### TASK STATEMENT:
Take every line from the listing below that includes "available" and copy it.

### RECORDS FOR THIS TASK:

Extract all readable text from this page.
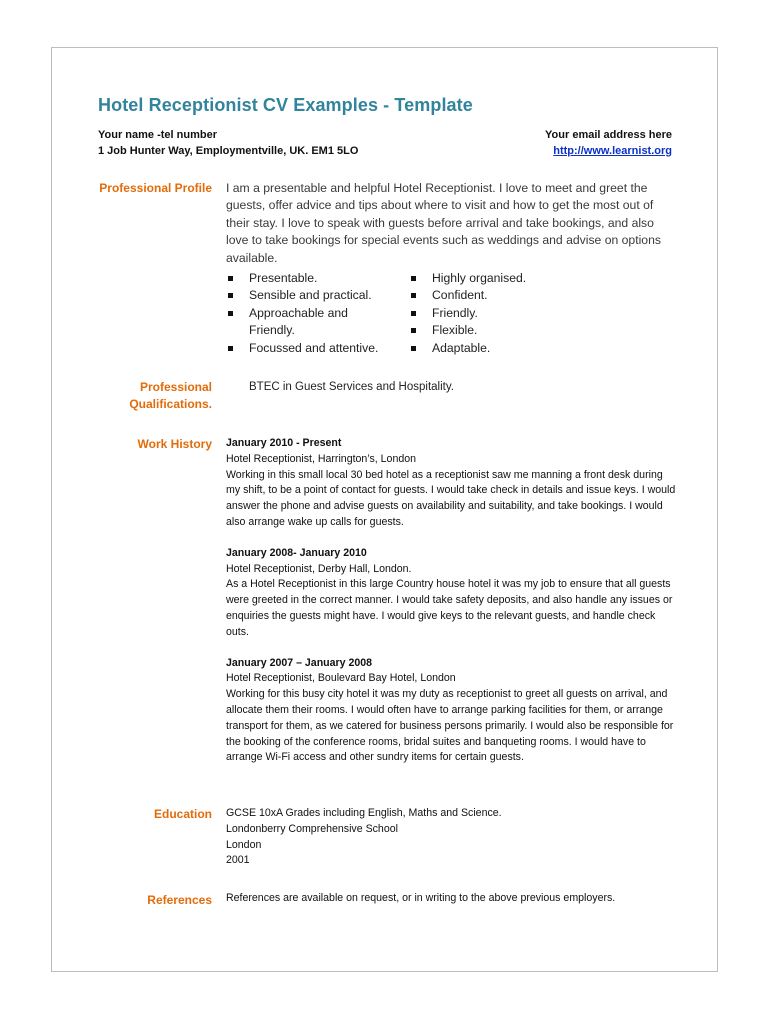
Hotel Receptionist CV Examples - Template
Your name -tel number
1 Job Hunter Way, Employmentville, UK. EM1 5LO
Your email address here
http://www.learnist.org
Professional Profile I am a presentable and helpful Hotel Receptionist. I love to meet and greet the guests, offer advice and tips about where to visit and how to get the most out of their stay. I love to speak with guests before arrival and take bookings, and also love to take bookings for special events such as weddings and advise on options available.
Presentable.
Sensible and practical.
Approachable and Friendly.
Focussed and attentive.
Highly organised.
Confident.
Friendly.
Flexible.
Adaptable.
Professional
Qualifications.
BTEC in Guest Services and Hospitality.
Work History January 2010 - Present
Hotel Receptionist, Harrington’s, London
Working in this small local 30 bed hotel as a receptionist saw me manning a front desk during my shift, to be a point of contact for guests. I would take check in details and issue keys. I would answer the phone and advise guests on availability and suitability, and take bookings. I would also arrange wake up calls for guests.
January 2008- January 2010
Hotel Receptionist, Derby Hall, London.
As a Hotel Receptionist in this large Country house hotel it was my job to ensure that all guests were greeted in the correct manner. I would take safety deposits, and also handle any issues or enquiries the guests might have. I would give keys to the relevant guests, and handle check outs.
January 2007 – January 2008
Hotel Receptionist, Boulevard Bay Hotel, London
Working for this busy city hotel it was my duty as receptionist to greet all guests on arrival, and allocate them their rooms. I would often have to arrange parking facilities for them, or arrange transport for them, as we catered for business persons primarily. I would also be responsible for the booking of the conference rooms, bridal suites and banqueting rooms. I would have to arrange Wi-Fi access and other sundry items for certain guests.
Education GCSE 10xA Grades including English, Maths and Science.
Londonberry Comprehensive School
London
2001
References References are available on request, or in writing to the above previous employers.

### COMPLETE ANSWER:
Professional Profile I am a presentable and helpful Hotel Receptionist. I love to meet and greet the guests, offer advice and tips about where to visit and how to get the most out of their stay. I love to speak with guests before arrival and take bookings, and also love to take bookings for special events such as weddings and advise on options available.
References References are available on request, or in writing to the above previous employers.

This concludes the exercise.